--- PROBLEM TO WORK ON ---
Give again only what runs from the line with "Read out every word on this page." to the final line of the entries below, exactly as written and without pictures.

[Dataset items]
______________________________
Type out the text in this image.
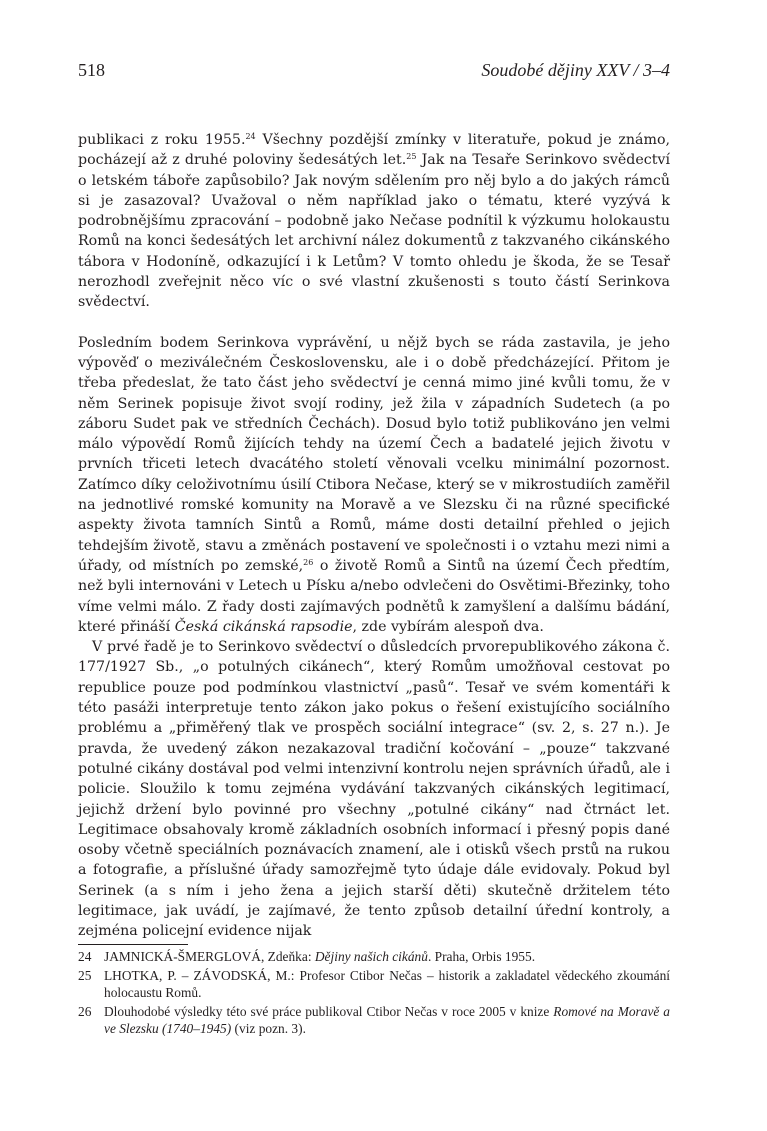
518	Soudobé dějiny XXV / 3–4

publikaci z roku 1955.24 Všechny pozdější zmínky v literatuře, pokud je známo, pocházejí až z druhé poloviny šedesátých let.$^{25}$ Jak na Tesaře Serinkovo svědectví o letském táboře zapůsobilo? Jak novým sdělením pro něj bylo a do jakých rámců si je zasazoval? Uvažoval o něm například jako o tématu, které vyzývá k podrobnějšímu zpracování – podobně jako Nečase podnítil k výzkumu holokaustu Romů na konci šedesátých let archivní nález dokumentů z takzvaného cikánského tábora v Hodoníně, odkazující i k Letům? V tomto ohledu je škoda, že se Tesař nerozhodl zveřejnit něco víc o své vlastní zkušenosti s touto částí Serinkova svědectví.

Posledním bodem Serinkova vyprávění, u nějž bych se ráda zastavila, je jeho výpověď o meziválečném Československu, ale i o době předcházející. Přitom je třeba předeslat, že tato část jeho svědectví je cenná mimo jiné kvůli tomu, že v něm Serinek popisuje život svojí rodiny, jež žila v západních Sudetech (a po záboru Sudet pak ve středních Čechách). Dosud bylo totiž publikováno jen velmi málo výpovědí Romů žijících tehdy na území Čech a badatelé jejich životu v prvních třiceti letech dvacátého století věnovali vcelku minimální pozornost. Zatímco díky celoživotnímu úsilí Ctibora Nečase, který se v mikrostudiích zaměřil na jednotlivé romské komunity na Moravě a ve Slezsku či na různé specifické aspekty života tamních Sintů a Romů, máme dosti detailní přehled o jejich tehdejším životě, stavu a změnách postavení ve společnosti i o vztahu mezi nimi a úřady, od místních po zemské,$^{26}$ o životě Romů a Sintů na území Čech předtím, než byli internováni v Letech u Písku a/nebo odvlečeni do Osvětimi-Březinky, toho víme velmi málo. Z řady dosti zajímavých podnětů k zamyšlení a dalšímu bádání, které přináší Česká cikánská rapsodie, zde vybírám alespoň dva.

V prvé řadě je to Serinkovo svědectví o důsledcích prvorepublikového zákona č. 177/1927 Sb., „o potulných cikánech“, který Romům umožňoval cestovat po republice pouze pod podmínkou vlastnictví „pasů“. Tesař ve svém komentáři k této pasáži interpretuje tento zákon jako pokus o řešení existujícího sociálního problému a „přiměřený tlak ve prospěch sociální integrace“ (sv. 2, s. 27 n.). Je pravda, že uvedený zákon nezakazoval tradiční kočování – „pouze“ takzvané potulné cikány dostával pod velmi intenzivní kontrolu nejen správních úřadů, ale i policie. Sloužilo k tomu zejména vydávání takzvaných cikánských legitimací, jejichž držení bylo povinné pro všechny „potulné cikány“ nad čtrnáct let. Legitimace obsahovaly kromě základních osobních informací i přesný popis dané osoby včetně speciálních poznávacích znamení, ale i otisků všech prstů na rukou a fotografie, a příslušné úřady samozřejmě tyto údaje dále evidovaly. Pokud byl Serinek (a s ním i jeho žena a jejich starší děti) skutečně držitelem této legitimace, jak uvádí, je zajímavé, že tento způsob detailní úřední kontroly, a zejména policejní evidence nijak

24 JAMNICKÁ-ŠMERGLOVÁ, Zdeňka: Dějiny našich cikánů. Praha, Orbis 1955.
25 LHOTKA, P. – ZÁVODSKÁ, M.: Profesor Ctibor Nečas – historik a zakladatel vědeckého zkoumání holocaustu Romů.
26 Dlouhodobé výsledky této své práce publikoval Ctibor Nečas v roce 2005 v knize Romové na Moravě a ve Slezsku (1740–1945) (viz pozn. 3).
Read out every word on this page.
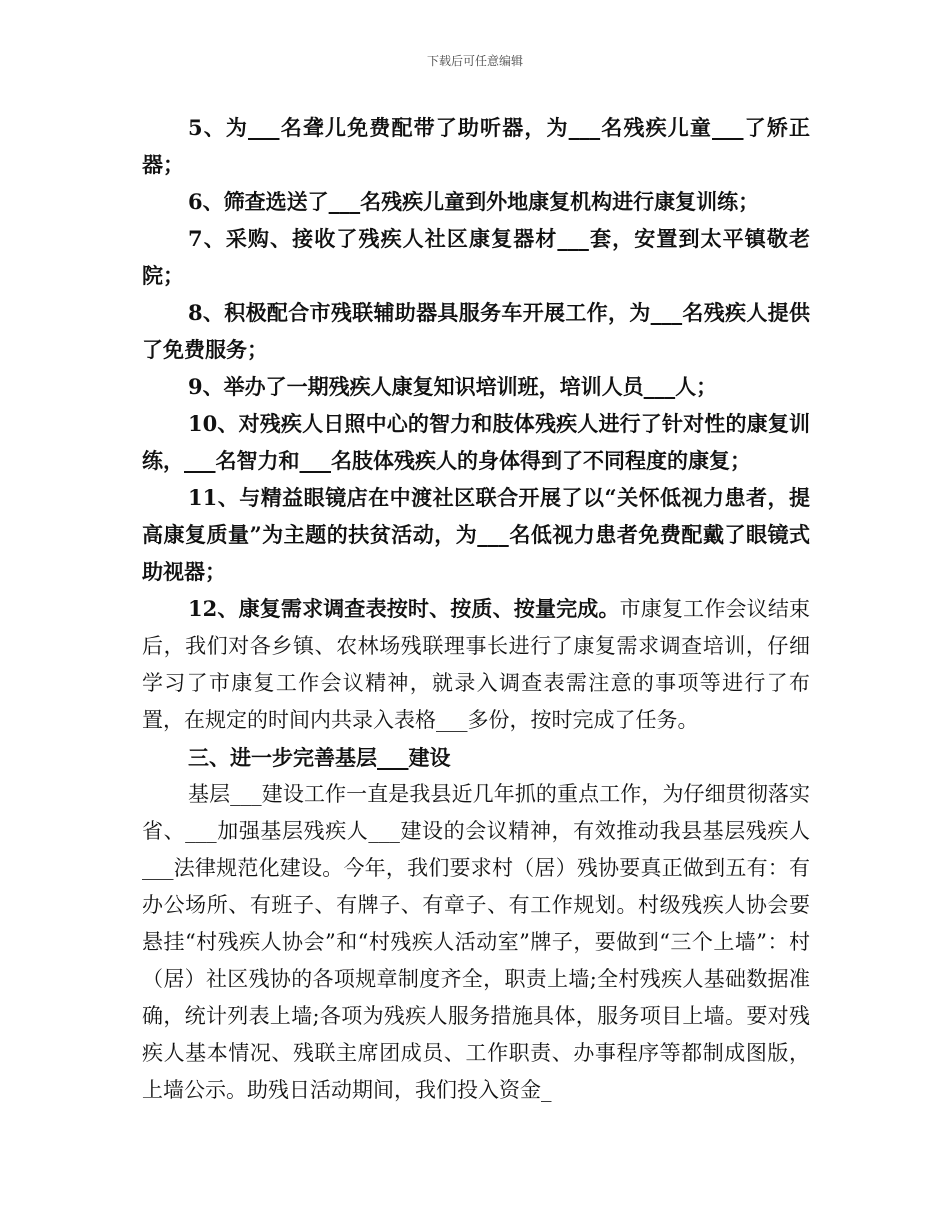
下载后可任意编辑

5、为___名聋儿免费配带了助听器，为___名残疾儿童___了矫正器；

6、筛查选送了___名残疾儿童到外地康复机构进行康复训练；

7、采购、接收了残疾人社区康复器材___套，安置到太平镇敬老院；

8、积极配合市残联辅助器具服务车开展工作，为___名残疾人提供了免费服务；

9、举办了一期残疾人康复知识培训班，培训人员___人；

10、对残疾人日照中心的智力和肢体残疾人进行了针对性的康复训练，___名智力和___名肢体残疾人的身体得到了不同程度的康复；

11、与精益眼镜店在中渡社区联合开展了以“关怀低视力患者，提高康复质量”为主题的扶贫活动，为___名低视力患者免费配戴了眼镜式助视器；

12、康复需求调查表按时、按质、按量完成。市康复工作会议结束后，我们对各乡镇、农林场残联理事长进行了康复需求调查培训，仔细学习了市康复工作会议精神，就录入调查表需注意的事项等进行了布置，在规定的时间内共录入表格___多份，按时完成了任务。

三、进一步完善基层___建设

基层___建设工作一直是我县近几年抓的重点工作，为仔细贯彻落实省、___加强基层残疾人___建设的会议精神，有效推动我县基层残疾人___法律规范化建设。今年，我们要求村（居）残协要真正做到五有：有办公场所、有班子、有牌子、有章子、有工作规划。村级残疾人协会要悬挂“村残疾人协会”和“村残疾人活动室”牌子，要做到“三个上墙”：村（居）社区残协的各项规章制度齐全，职责上墙;全村残疾人基础数据准确，统计列表上墙;各项为残疾人服务措施具体，服务项目上墙。要对残疾人基本情况、残联主席团成员、工作职责、办事程序等都制成图版，上墙公示。助残日活动期间，我们投入资金_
______________________________
--- RESPONSE ---
Read out every word on this page.
下载后可任意编辑

5、为___名聋儿免费配带了助听器，为___名残疾儿童___了矫正器；

6、筛查选送了___名残疾儿童到外地康复机构进行康复训练；

7、采购、接收了残疾人社区康复器材___套，安置到太平镇敬老院；

8、积极配合市残联辅助器具服务车开展工作，为___名残疾人提供了免费服务；

9、举办了一期残疾人康复知识培训班，培训人员___人；

10、对残疾人日照中心的智力和肢体残疾人进行了针对性的康复训练，___名智力和___名肢体残疾人的身体得到了不同程度的康复；

11、与精益眼镜店在中渡社区联合开展了以“关怀低视力患者，提高康复质量”为主题的扶贫活动，为___名低视力患者免费配戴了眼镜式助视器；

12、康复需求调查表按时、按质、按量完成。市康复工作会议结束后，我们对各乡镇、农林场残联理事长进行了康复需求调查培训，仔细学习了市康复工作会议精神，就录入调查表需注意的事项等进行了布置，在规定的时间内共录入表格___多份，按时完成了任务。

三、进一步完善基层___建设

基层___建设工作一直是我县近几年抓的重点工作，为仔细贯彻落实省、___加强基层残疾人___建设的会议精神，有效推动我县基层残疾人___法律规范化建设。今年，我们要求村（居）残协要真正做到五有：有办公场所、有班子、有牌子、有章子、有工作规划。村级残疾人协会要悬挂“村残疾人协会”和“村残疾人活动室”牌子，要做到“三个上墙”：村（居）社区残协的各项规章制度齐全，职责上墙;全村残疾人基础数据准确，统计列表上墙;各项为残疾人服务措施具体，服务项目上墙。要对残疾人基本情况、残联主席团成员、工作职责、办事程序等都制成图版，上墙公示。助残日活动期间，我们投入资金_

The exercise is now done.